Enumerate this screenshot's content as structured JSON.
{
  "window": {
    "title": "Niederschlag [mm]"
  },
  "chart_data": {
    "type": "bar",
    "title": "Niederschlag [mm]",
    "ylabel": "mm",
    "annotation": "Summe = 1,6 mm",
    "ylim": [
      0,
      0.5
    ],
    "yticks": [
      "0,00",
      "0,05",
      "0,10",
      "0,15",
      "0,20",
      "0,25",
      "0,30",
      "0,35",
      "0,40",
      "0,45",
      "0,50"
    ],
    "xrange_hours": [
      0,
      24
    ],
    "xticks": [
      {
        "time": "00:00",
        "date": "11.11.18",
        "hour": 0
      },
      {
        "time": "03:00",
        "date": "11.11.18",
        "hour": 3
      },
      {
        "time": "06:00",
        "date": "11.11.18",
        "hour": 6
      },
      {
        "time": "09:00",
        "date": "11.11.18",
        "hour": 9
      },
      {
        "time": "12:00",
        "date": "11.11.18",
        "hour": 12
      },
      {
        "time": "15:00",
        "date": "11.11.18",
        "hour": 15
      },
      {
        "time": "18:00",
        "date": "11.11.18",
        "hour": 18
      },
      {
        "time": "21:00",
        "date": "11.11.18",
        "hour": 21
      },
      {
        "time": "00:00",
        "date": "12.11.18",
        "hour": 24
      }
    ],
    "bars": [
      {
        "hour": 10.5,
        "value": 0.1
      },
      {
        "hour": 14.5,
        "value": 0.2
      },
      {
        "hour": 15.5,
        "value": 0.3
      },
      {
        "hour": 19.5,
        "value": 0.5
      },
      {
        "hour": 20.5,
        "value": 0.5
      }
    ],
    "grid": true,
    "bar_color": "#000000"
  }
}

**Instruction:** Identify which lines contain the word "Niederschlag" and copy each one.

**Final answer:**
    "title": "Niederschlag [mm]"
    "title": "Niederschlag [mm]",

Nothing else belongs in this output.